Rows from a dataset:
┌──

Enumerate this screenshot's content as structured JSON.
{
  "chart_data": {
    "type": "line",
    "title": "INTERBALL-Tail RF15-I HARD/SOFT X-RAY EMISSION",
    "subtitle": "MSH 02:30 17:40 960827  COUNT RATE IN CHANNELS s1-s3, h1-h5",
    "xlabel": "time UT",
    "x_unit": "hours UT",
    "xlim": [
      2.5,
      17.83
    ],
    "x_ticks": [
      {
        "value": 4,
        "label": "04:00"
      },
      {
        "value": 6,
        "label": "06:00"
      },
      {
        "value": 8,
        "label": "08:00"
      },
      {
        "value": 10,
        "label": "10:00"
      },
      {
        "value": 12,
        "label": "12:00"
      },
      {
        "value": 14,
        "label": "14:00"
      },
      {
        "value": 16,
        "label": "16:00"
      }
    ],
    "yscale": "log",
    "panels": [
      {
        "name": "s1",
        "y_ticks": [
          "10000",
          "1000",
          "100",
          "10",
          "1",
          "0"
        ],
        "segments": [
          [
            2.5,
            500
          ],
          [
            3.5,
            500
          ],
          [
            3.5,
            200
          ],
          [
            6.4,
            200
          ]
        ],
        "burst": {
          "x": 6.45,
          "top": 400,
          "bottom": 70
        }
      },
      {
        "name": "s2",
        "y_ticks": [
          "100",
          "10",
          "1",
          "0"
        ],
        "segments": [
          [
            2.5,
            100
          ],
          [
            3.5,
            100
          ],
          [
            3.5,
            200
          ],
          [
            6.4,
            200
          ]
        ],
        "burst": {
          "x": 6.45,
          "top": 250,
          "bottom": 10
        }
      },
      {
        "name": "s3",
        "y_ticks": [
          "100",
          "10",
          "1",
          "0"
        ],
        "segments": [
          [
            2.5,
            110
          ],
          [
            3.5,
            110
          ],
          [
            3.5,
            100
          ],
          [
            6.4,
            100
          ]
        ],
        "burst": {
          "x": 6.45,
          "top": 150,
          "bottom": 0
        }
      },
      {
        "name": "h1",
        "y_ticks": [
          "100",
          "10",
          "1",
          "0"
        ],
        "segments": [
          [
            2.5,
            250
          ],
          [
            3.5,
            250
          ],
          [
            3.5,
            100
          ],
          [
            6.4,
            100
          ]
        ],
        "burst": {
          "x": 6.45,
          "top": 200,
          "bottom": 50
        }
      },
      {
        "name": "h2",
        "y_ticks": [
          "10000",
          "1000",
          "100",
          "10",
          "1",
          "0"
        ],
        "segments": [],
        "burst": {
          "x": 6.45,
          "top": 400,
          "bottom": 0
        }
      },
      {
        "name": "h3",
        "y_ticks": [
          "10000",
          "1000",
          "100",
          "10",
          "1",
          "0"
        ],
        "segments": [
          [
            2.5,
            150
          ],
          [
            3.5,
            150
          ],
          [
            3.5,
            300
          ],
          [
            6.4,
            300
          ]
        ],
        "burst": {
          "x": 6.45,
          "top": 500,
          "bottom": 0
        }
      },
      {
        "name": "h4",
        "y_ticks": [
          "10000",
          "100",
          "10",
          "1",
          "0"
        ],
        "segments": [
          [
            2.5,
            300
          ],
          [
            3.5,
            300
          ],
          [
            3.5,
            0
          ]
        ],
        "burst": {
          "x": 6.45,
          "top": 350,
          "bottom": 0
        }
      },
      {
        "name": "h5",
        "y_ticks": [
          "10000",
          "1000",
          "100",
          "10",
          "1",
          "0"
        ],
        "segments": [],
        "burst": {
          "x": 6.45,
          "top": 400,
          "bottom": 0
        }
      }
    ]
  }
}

└──

[DESCRIPTION OF THE TASK]:
Type out the full listing again, exactly as given.

[CORRECT OUTPUT]:
Enumerate this screenshot's content as structured JSON.
{
  "chart_data": {
    "type": "line",
    "title": "INTERBALL-Tail RF15-I HARD/SOFT X-RAY EMISSION",
    "subtitle": "MSH 02:30 17:40 960827  COUNT RATE IN CHANNELS s1-s3, h1-h5",
    "xlabel": "time UT",
    "x_unit": "hours UT",
    "xlim": [
      2.5,
      17.83
    ],
    "x_ticks": [
      {
        "value": 4,
        "label": "04:00"
      },
      {
        "value": 6,
        "label": "06:00"
      },
      {
        "value": 8,
        "label": "08:00"
      },
      {
        "value": 10,
        "label": "10:00"
      },
      {
        "value": 12,
        "label": "12:00"
      },
      {
        "value": 14,
        "label": "14:00"
      },
      {
        "value": 16,
        "label": "16:00"
      }
    ],
    "yscale": "log",
    "panels": [
      {
        "name": "s1",
        "y_ticks": [
          "10000",
          "1000",
          "100",
          "10",
          "1",
          "0"
        ],
        "segments": [
          [
            2.5,
            500
          ],
          [
            3.5,
            500
          ],
          [
            3.5,
            200
          ],
          [
            6.4,
            200
          ]
        ],
        "burst": {
          "x": 6.45,
          "top": 400,
          "bottom": 70
        }
      },
      {
        "name": "s2",
        "y_ticks": [
          "100",
          "10",
          "1",
          "0"
        ],
        "segments": [
          [
            2.5,
            100
          ],
          [
            3.5,
            100
          ],
          [
            3.5,
            200
          ],
          [
            6.4,
            200
          ]
        ],
        "burst": {
          "x": 6.45,
          "top": 250,
          "bottom": 10
        }
      },
      {
        "name": "s3",
        "y_ticks": [
          "100",
          "10",
          "1",
          "0"
        ],
        "segments": [
          [
            2.5,
            110
          ],
          [
            3.5,
            110
          ],
          [
            3.5,
            100
          ],
          [
            6.4,
            100
          ]
        ],
        "burst": {
          "x": 6.45,
          "top": 150,
          "bottom": 0
        }
      },
      {
        "name": "h1",
        "y_ticks": [
          "100",
          "10",
          "1",
          "0"
        ],
        "segments": [
          [
            2.5,
            250
          ],
          [
            3.5,
            250
          ],
          [
            3.5,
            100
          ],
          [
            6.4,
            100
          ]
        ],
        "burst": {
          "x": 6.45,
          "top": 200,
          "bottom": 50
        }
      },
      {
        "name": "h2",
        "y_ticks": [
          "10000",
          "1000",
          "100",
          "10",
          "1",
          "0"
        ],
        "segments": [],
        "burst": {
          "x": 6.45,
          "top": 400,
          "bottom": 0
        }
      },
      {
        "name": "h3",
        "y_ticks": [
          "10000",
          "1000",
          "100",
          "10",
          "1",
          "0"
        ],
        "segments": [
          [
            2.5,
            150
          ],
          [
            3.5,
            150
          ],
          [
            3.5,
            300
          ],
          [
            6.4,
            300
          ]
        ],
        "burst": {
          "x": 6.45,
          "top": 500,
          "bottom": 0
        }
      },
      {
        "name": "h4",
        "y_ticks": [
          "10000",
          "100",
          "10",
          "1",
          "0"
        ],
        "segments": [
          [
            2.5,
            300
          ],
          [
            3.5,
            300
          ],
          [
            3.5,
            0
          ]
        ],
        "burst": {
          "x": 6.45,
          "top": 350,
          "bottom": 0
        }
      },
      {
        "name": "h5",
        "y_ticks": [
          "10000",
          "1000",
          "100",
          "10",
          "1",
          "0"
        ],
        "segments": [],
        "burst": {
          "x": 6.45,
          "top": 400,
          "bottom": 0
        }
      }
    ]
  }
}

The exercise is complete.